======== Recorded information

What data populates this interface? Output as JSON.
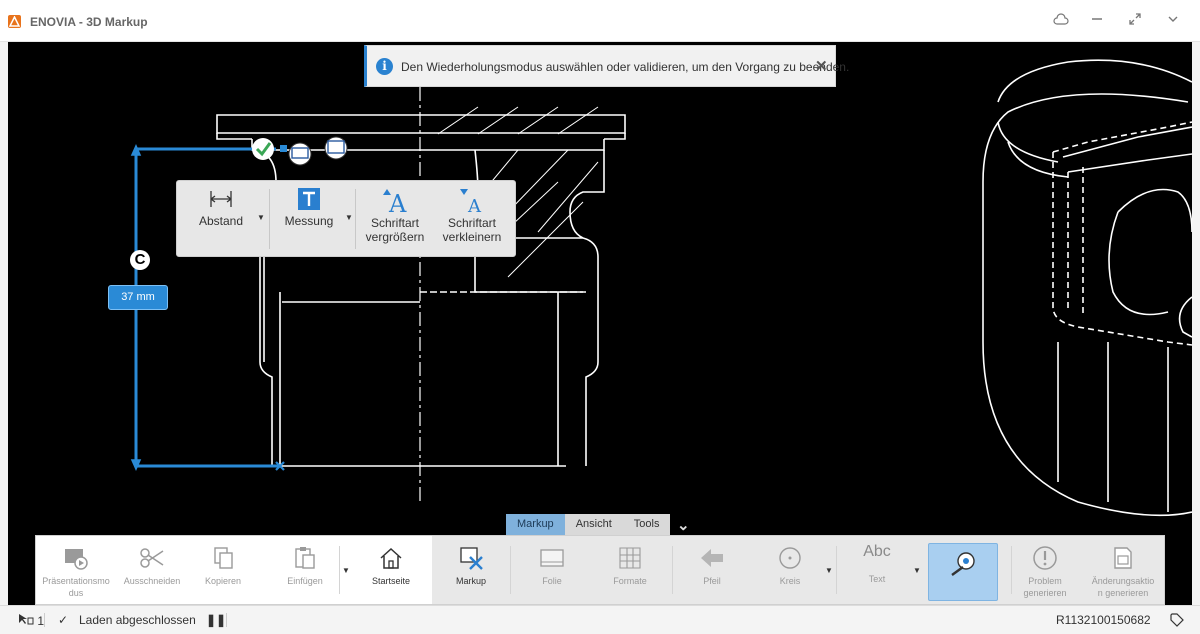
{
  "window": {
    "title": "ENOVIA - 3D Markup"
  },
  "notification": {
    "message": "Den Wiederholungsmodus auswählen oder validieren, um den Vorgang zu beenden."
  },
  "context_toolbar": {
    "items": [
      {
        "label": "Abstand"
      },
      {
        "label": "Messung"
      },
      {
        "label_line1": "Schriftart",
        "label_line2": "vergrößern"
      },
      {
        "label_line1": "Schriftart",
        "label_line2": "verkleinern"
      }
    ]
  },
  "dimension": {
    "value": "37 mm",
    "symbol": "C"
  },
  "ribbon_tabs": [
    {
      "label": "Markup",
      "active": true
    },
    {
      "label": "Ansicht",
      "active": false
    },
    {
      "label": "Tools",
      "active": false
    }
  ],
  "ribbon": {
    "presentation_l1": "Präsentationsmo",
    "presentation_l2": "dus",
    "cut": "Ausschneiden",
    "copy": "Kopieren",
    "paste": "Einfügen",
    "home": "Startseite",
    "markup": "Markup",
    "slide": "Folie",
    "formats": "Formate",
    "arrow": "Pfeil",
    "circle": "Kreis",
    "text": "Text",
    "text_icon": "Abc",
    "problem_l1": "Problem",
    "problem_l2": "generieren",
    "change_l1": "Änderungsaktio",
    "change_l2": "n generieren"
  },
  "status": {
    "selection_count": "1",
    "load_message": "Laden abgeschlossen",
    "object_id": "R1132100150682"
  },
  "colors": {
    "accent": "#2a8ad6",
    "canvas_bg": "#000000",
    "selection": "#1e90ff"
  }
}
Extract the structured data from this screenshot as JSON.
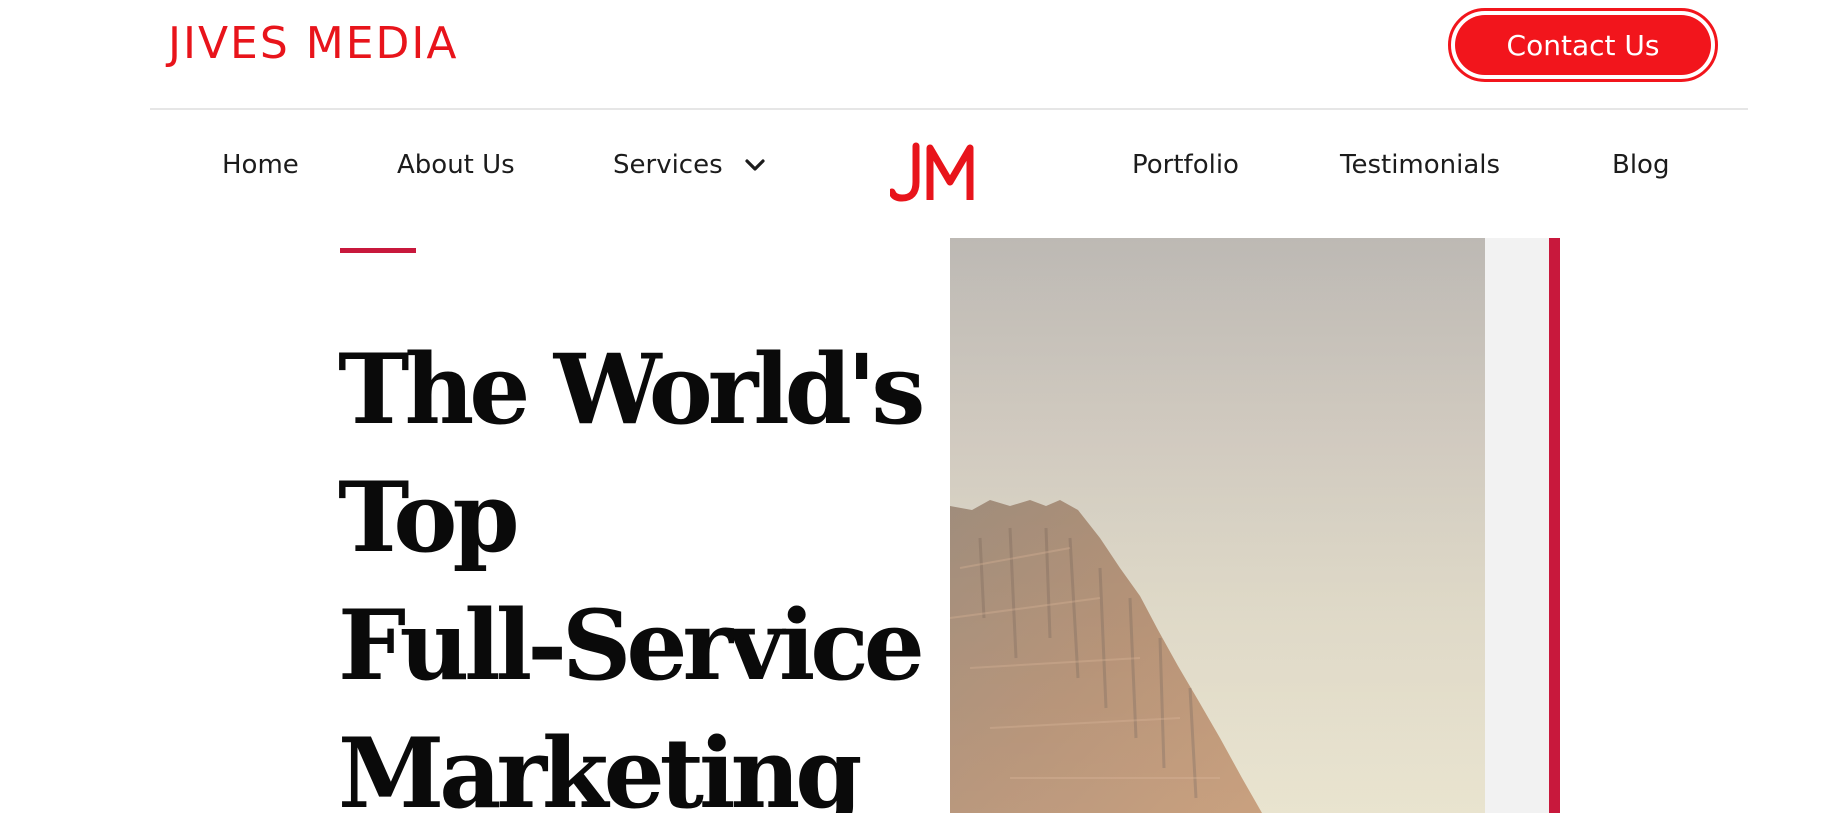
{
  "header": {
    "brand_name": "JIVES MEDIA",
    "contact_label": "Contact Us",
    "logo_icon": "jm-monogram-icon",
    "colors": {
      "brand_red": "#e8141b",
      "accent_crimson": "#c8183c",
      "text_dark": "#1c1c1c"
    }
  },
  "nav": {
    "home": "Home",
    "about": "About Us",
    "services": "Services",
    "services_icon": "chevron-down-icon",
    "portfolio": "Portfolio",
    "testimonials": "Testimonials",
    "blog": "Blog"
  },
  "hero": {
    "title_lines": [
      "The World's",
      "Top",
      "Full-Service",
      "Marketing"
    ],
    "image_icon": "mountain-cliff-photo"
  }
}
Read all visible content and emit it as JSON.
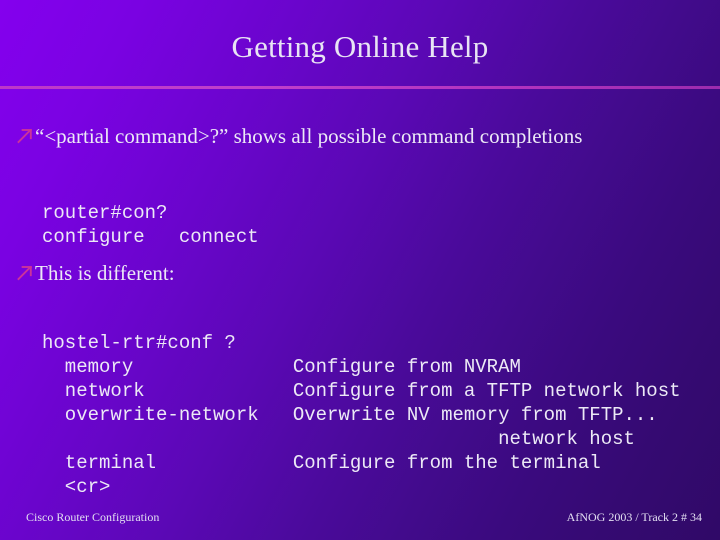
{
  "slide": {
    "title": "Getting Online Help",
    "background_start_color": "#8400ee",
    "background_end_color": "#300967",
    "divider_color": "#bd38c8",
    "text_color": "#ece9f6",
    "bullet_color": "#cc3399",
    "bullet_icon": "arrow-up-right-icon"
  },
  "bullets": [
    {
      "label": "“<partial command>?” shows all possible command completions"
    },
    {
      "label": "This is different:"
    }
  ],
  "code_blocks": [
    {
      "name": "partial-command-example",
      "text": "router#con?\nconfigure   connect"
    },
    {
      "name": "conf-help-example",
      "text": "hostel-rtr#conf ?\n  memory              Configure from NVRAM\n  network             Configure from a TFTP network host\n  overwrite-network   Overwrite NV memory from TFTP...\n                                        network host\n  terminal            Configure from the terminal\n  <cr>"
    }
  ],
  "footer": {
    "left": "Cisco Router Configuration",
    "right": "AfNOG 2003 / Track 2  # 34"
  }
}
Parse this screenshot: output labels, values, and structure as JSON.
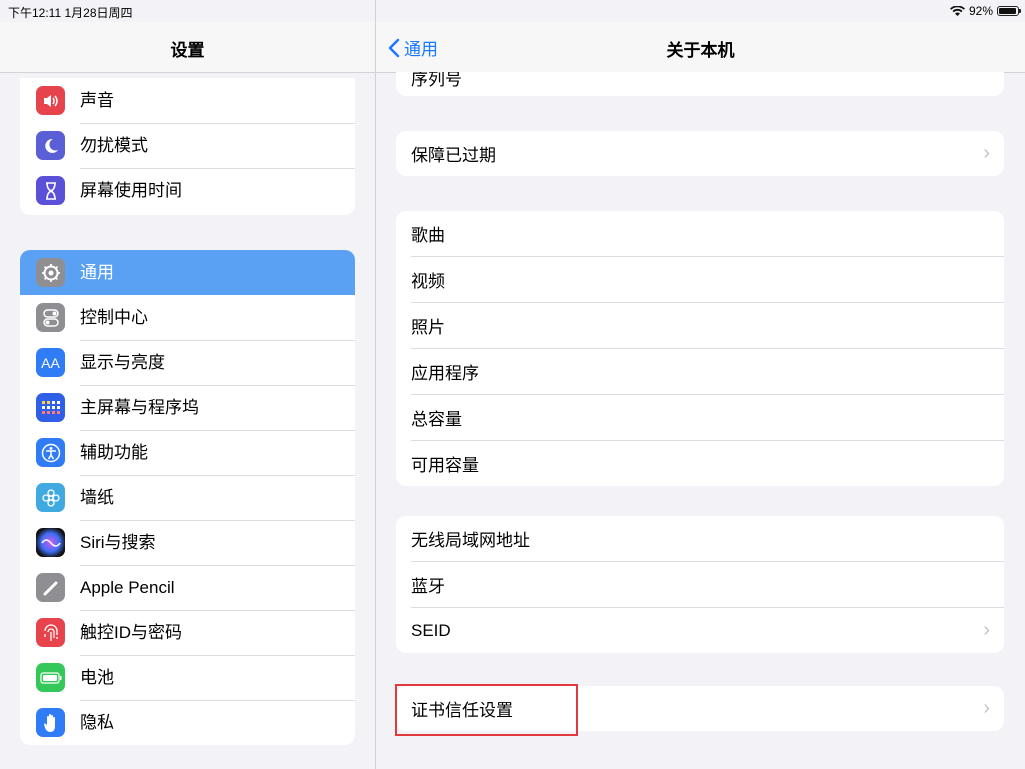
{
  "status": {
    "time": "下午12:11   1月28日周四",
    "battery": "92%",
    "battery_fraction": 0.92
  },
  "settings": {
    "title": "设置",
    "group1": [
      {
        "label": "声音",
        "icon": "speaker-icon",
        "color": "#e7434c"
      },
      {
        "label": "勿扰模式",
        "icon": "moon-icon",
        "color": "#5b5fd6"
      },
      {
        "label": "屏幕使用时间",
        "icon": "hourglass-icon",
        "color": "#5b51d8"
      }
    ],
    "group2": [
      {
        "label": "通用",
        "icon": "gear-icon",
        "color": "#8e8e93",
        "selected": true
      },
      {
        "label": "控制中心",
        "icon": "toggles-icon",
        "color": "#8e8e93"
      },
      {
        "label": "显示与亮度",
        "icon": "text-size-icon",
        "color": "#2f7cf6"
      },
      {
        "label": "主屏幕与程序坞",
        "icon": "grid-icon",
        "color": "#2f5fe6"
      },
      {
        "label": "辅助功能",
        "icon": "accessibility-icon",
        "color": "#2f7cf6"
      },
      {
        "label": "墙纸",
        "icon": "flower-icon",
        "color": "#3fa9e0"
      },
      {
        "label": "Siri与搜索",
        "icon": "siri-icon",
        "color": "#222222"
      },
      {
        "label": "Apple Pencil",
        "icon": "pencil-icon",
        "color": "#8e8e93"
      },
      {
        "label": "触控ID与密码",
        "icon": "fingerprint-icon",
        "color": "#e7434c"
      },
      {
        "label": "电池",
        "icon": "battery-icon",
        "color": "#34c759"
      },
      {
        "label": "隐私",
        "icon": "hand-icon",
        "color": "#2f7cf6"
      }
    ]
  },
  "about": {
    "back": "通用",
    "title": "关于本机",
    "partial_row": {
      "label": "序列号",
      "value": ""
    },
    "warranty": {
      "label": "保障已过期"
    },
    "stats": [
      {
        "label": "歌曲",
        "value": ""
      },
      {
        "label": "视频",
        "value": ""
      },
      {
        "label": "照片",
        "value": ""
      },
      {
        "label": "应用程序",
        "value": ""
      },
      {
        "label": "总容量",
        "value": ""
      },
      {
        "label": "可用容量",
        "value": ""
      }
    ],
    "network": [
      {
        "label": "无线局域网地址",
        "value": ""
      },
      {
        "label": "蓝牙",
        "value": ""
      },
      {
        "label": "SEID",
        "chevron": true
      }
    ],
    "certificate": {
      "label": "证书信任设置"
    }
  }
}
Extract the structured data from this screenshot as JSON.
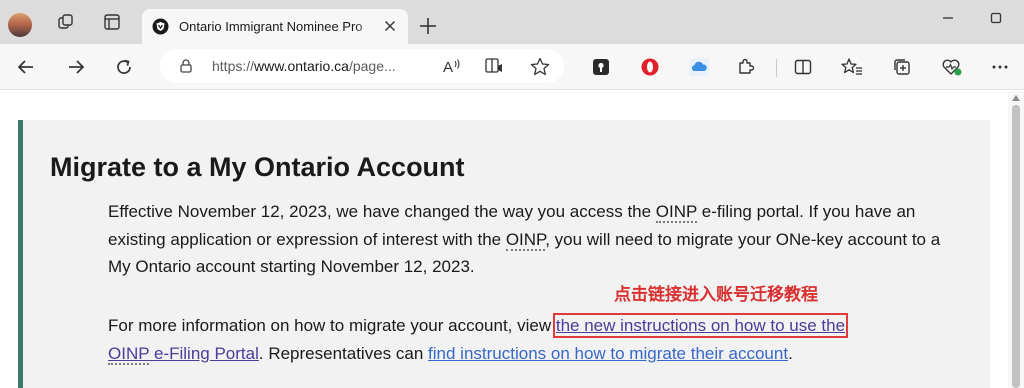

================

> **Instruction**
Within the material above, find the lines that contain the word "generieren"; copy them.

> **Answer to the task**
    "problem_l2": "generieren",
    "change_l2": "n generieren"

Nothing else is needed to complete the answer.